Stored records:
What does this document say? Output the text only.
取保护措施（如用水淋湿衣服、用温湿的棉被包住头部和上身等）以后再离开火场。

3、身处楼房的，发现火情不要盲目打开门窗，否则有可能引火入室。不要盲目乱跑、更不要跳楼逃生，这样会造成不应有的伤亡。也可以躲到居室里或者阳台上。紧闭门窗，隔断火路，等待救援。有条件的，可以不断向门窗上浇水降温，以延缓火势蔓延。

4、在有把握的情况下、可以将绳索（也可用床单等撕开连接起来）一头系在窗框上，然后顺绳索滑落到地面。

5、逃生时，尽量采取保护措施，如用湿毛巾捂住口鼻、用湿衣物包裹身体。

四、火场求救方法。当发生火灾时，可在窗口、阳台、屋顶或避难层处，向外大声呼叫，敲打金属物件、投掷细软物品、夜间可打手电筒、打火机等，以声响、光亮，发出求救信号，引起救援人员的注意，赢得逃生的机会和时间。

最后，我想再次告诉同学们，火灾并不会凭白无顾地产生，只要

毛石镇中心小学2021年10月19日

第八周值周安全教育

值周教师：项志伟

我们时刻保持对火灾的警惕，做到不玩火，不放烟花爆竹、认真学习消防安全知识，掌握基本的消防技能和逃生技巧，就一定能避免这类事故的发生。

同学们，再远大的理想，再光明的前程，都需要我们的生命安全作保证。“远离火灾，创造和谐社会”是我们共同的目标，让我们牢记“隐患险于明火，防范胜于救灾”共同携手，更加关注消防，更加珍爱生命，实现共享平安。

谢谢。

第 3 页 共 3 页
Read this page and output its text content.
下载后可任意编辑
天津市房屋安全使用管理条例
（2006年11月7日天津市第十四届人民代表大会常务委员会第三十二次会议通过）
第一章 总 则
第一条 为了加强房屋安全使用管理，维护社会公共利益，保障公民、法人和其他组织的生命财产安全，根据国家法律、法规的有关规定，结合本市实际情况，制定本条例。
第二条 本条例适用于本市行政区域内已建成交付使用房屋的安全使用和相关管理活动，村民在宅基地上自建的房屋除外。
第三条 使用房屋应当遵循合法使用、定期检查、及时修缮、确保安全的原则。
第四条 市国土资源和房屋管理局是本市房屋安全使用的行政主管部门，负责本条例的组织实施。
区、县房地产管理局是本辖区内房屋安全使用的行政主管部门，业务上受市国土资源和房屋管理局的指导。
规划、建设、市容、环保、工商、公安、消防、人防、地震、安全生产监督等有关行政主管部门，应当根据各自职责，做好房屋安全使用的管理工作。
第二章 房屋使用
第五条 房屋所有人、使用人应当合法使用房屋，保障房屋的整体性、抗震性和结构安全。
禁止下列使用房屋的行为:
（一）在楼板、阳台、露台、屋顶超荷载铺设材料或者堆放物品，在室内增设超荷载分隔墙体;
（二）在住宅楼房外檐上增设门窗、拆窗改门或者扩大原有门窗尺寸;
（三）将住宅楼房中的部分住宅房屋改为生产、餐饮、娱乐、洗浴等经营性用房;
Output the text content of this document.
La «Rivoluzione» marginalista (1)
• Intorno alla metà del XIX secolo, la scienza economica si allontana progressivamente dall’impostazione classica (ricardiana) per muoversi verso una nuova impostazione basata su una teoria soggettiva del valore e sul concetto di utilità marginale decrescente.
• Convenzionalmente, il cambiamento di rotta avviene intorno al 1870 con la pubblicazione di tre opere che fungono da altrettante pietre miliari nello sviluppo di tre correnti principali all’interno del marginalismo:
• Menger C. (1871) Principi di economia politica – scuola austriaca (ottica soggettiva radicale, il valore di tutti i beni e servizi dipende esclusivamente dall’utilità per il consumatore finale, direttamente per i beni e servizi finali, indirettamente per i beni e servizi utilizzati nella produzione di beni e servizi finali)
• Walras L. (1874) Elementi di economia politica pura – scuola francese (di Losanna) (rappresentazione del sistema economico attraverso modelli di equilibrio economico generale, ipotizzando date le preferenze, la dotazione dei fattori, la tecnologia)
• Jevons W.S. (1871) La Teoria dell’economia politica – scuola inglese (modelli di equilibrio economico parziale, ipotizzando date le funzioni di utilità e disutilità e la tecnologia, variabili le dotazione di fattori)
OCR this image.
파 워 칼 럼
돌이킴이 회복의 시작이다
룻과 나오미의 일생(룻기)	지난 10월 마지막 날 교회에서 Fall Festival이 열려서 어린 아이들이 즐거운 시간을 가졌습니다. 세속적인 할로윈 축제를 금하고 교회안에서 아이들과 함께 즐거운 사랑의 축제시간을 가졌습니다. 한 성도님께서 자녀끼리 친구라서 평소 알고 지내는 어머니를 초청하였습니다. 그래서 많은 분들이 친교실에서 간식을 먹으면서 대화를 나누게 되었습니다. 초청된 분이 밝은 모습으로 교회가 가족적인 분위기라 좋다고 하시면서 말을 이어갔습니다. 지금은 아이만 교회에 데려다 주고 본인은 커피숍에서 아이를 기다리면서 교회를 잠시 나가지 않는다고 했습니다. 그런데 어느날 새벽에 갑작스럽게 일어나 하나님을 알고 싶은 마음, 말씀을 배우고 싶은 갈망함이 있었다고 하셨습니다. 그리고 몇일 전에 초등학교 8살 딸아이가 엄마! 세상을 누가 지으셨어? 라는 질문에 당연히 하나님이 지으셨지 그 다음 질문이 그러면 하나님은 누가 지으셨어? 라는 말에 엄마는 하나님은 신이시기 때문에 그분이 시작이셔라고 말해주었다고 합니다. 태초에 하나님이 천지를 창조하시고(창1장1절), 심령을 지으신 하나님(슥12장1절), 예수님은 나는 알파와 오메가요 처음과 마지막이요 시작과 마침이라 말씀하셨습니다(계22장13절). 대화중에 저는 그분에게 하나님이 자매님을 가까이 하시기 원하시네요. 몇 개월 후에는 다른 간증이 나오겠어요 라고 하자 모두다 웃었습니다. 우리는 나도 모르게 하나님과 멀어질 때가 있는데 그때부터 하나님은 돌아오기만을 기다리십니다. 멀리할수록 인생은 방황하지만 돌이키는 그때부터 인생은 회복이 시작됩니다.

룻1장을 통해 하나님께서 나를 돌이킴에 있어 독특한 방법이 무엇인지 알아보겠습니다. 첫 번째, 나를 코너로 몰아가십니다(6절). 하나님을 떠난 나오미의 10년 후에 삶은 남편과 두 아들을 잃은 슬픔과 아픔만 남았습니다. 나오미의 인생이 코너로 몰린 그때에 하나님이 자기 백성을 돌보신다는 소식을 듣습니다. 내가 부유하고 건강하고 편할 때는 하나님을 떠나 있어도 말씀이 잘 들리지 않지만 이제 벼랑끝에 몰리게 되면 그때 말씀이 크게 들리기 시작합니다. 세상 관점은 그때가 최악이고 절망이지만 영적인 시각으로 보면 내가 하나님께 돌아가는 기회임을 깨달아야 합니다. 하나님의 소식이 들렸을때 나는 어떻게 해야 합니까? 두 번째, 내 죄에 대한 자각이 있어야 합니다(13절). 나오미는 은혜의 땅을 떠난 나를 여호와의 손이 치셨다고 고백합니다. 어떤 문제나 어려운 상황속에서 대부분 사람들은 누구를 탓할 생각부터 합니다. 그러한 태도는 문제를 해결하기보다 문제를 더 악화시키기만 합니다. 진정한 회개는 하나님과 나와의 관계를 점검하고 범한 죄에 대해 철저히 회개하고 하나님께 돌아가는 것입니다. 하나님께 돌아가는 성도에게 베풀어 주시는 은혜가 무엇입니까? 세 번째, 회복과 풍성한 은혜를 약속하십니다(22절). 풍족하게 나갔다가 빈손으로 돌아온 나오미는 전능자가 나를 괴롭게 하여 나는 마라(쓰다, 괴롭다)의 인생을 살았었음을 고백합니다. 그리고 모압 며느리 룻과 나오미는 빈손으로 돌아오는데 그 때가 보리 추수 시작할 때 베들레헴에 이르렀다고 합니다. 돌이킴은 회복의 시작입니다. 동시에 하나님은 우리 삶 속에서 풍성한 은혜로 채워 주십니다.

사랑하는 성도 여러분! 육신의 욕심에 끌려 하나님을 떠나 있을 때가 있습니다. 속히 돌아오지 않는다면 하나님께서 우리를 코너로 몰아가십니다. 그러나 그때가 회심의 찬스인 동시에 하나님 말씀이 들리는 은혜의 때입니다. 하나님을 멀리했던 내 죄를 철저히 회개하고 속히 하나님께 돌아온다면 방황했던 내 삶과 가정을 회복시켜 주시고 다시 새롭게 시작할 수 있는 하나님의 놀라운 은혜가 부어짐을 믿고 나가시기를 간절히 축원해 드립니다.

**GOAL:** What is the number of lines in the listing that include the word "몰아가십니다"? Give that number and nothing else.

**OUTPUT OF THE EXERCISE:** 2